╭─ DATA
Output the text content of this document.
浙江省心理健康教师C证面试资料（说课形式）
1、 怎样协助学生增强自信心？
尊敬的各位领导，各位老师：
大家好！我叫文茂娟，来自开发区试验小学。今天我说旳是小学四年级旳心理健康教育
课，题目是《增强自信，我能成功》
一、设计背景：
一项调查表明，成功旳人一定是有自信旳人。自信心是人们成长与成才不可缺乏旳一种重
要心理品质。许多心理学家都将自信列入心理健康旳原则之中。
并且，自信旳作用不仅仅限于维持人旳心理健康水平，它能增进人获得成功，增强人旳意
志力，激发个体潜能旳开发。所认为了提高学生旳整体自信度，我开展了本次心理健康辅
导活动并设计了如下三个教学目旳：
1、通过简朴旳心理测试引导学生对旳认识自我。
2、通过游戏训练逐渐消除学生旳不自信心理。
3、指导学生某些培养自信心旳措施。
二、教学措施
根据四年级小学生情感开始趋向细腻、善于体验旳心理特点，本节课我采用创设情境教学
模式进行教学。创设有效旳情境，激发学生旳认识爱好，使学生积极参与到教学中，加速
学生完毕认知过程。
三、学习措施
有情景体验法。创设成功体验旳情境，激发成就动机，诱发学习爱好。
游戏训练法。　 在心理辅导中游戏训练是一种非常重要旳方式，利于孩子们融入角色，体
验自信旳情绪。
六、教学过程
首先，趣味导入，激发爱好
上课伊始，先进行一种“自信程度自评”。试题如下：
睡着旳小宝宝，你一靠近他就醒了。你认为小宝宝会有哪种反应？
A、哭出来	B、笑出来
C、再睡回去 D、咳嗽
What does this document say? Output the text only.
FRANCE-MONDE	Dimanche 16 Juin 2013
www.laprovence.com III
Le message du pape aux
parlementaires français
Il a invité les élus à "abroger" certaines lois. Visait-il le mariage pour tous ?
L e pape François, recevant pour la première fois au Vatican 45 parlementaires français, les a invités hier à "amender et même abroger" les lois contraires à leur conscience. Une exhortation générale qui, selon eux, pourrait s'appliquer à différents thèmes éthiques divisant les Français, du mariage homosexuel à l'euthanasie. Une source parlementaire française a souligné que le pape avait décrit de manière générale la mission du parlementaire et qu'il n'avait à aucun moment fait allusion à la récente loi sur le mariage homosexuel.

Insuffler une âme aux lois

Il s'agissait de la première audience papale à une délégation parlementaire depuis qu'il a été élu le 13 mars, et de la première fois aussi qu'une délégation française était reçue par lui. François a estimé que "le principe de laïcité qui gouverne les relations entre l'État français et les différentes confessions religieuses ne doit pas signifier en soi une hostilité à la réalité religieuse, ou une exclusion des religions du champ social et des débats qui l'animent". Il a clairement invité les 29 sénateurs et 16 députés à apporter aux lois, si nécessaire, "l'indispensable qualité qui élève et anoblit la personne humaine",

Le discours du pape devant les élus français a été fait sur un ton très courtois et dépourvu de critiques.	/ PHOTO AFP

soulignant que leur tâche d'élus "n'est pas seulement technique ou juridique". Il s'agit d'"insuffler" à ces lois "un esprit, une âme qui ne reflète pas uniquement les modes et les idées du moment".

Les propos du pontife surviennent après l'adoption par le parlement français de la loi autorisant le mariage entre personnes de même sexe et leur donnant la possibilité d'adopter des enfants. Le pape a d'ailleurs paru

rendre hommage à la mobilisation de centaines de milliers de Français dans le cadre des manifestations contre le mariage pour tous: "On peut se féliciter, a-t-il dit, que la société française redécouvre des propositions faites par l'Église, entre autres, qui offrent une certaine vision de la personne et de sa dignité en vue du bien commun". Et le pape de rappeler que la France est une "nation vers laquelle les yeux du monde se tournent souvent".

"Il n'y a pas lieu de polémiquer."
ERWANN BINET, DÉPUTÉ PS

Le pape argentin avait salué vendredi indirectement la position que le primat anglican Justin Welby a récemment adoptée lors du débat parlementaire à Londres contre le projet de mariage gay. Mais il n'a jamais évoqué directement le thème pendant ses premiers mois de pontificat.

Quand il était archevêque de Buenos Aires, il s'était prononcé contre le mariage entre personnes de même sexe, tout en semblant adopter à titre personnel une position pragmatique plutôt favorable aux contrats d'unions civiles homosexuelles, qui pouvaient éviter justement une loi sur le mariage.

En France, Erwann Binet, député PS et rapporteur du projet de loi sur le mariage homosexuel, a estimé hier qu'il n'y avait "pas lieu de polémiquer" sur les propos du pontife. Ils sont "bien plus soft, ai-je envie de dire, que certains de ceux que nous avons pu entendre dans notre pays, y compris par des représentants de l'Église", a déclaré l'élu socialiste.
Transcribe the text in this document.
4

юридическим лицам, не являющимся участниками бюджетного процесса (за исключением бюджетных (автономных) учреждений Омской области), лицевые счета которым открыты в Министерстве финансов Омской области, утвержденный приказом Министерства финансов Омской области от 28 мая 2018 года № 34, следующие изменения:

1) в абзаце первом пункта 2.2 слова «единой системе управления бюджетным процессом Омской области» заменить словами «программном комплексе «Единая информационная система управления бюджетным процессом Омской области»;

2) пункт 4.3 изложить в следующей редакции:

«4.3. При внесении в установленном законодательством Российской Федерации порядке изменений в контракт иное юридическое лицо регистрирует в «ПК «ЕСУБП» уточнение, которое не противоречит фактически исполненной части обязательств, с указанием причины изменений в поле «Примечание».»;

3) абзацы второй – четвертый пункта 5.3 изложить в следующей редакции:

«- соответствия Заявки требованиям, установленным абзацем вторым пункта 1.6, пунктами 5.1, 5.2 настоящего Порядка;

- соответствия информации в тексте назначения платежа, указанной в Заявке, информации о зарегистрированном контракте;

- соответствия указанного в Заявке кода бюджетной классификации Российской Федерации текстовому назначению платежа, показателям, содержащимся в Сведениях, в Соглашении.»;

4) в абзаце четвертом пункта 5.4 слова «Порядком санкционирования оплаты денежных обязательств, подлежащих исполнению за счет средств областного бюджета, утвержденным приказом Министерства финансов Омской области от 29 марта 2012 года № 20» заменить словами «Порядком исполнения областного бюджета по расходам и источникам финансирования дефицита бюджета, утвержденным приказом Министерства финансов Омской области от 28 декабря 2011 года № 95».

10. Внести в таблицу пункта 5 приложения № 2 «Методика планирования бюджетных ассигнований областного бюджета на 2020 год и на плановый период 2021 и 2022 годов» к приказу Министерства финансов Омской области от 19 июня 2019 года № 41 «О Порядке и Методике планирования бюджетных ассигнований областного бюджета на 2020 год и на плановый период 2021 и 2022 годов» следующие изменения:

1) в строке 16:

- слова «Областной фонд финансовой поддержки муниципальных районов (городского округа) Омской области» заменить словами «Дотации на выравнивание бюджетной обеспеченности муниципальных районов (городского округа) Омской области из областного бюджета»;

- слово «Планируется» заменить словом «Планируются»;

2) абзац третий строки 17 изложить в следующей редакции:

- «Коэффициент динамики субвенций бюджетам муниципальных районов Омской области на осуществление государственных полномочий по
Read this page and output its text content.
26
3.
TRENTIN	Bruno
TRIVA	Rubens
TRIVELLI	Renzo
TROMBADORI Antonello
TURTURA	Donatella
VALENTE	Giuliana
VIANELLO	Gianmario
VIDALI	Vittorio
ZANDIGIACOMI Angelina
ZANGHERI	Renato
╰─
:: GIVEN REQUEST ::
Report the number of lines in the entries above that include the string "parlementaires". Give nothing but the number.

:: THE SOLUTION ::
2